• [PROMPT]: Find each line with "title" and copy it.

• [SOURCE RECORDS]:

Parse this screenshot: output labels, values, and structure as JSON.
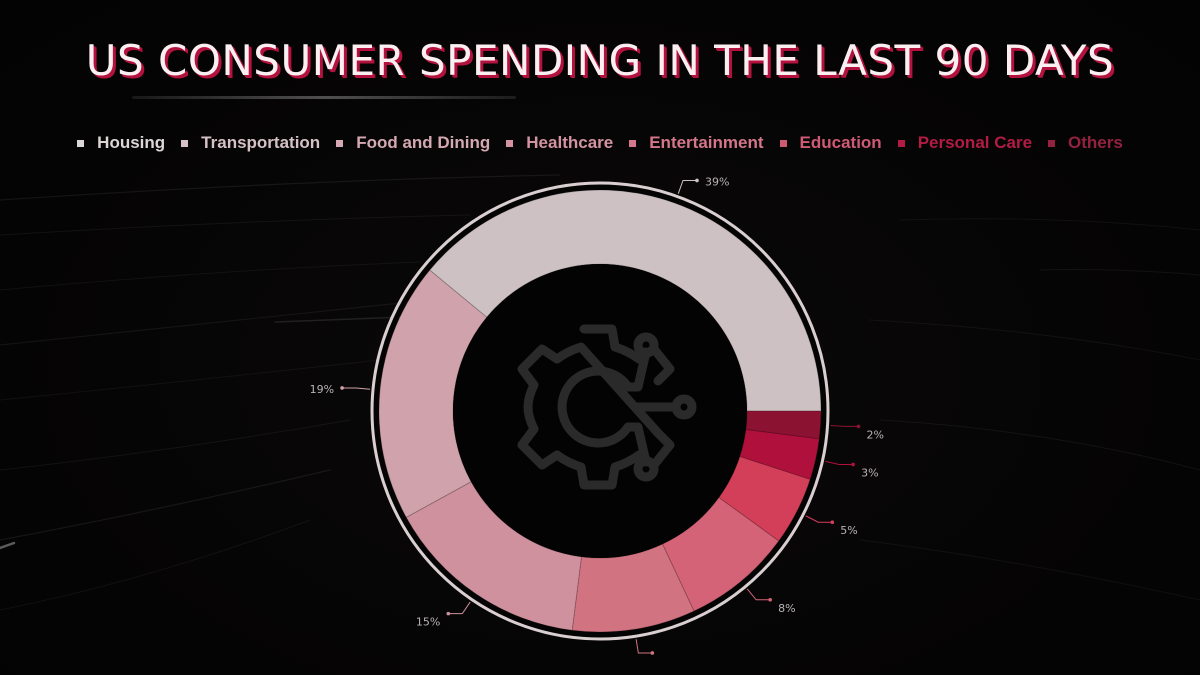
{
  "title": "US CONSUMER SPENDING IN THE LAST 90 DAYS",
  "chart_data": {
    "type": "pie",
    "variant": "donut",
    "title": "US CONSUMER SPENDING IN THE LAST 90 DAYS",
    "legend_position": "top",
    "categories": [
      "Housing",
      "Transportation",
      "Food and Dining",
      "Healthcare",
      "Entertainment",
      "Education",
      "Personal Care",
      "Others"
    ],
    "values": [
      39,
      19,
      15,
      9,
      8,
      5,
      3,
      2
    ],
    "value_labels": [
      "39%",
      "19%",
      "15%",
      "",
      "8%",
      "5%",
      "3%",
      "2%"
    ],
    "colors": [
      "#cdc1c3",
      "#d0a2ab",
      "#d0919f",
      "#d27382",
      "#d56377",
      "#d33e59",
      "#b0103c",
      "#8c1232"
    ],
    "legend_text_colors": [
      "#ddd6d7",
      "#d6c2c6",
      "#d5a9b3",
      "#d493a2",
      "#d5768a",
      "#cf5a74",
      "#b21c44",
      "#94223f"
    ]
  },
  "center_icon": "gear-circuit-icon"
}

• [SOLUTION TO THIS EXERCISE]:
  "title": "US CONSUMER SPENDING IN THE LAST 90 DAYS",
    "title": "US CONSUMER SPENDING IN THE LAST 90 DAYS",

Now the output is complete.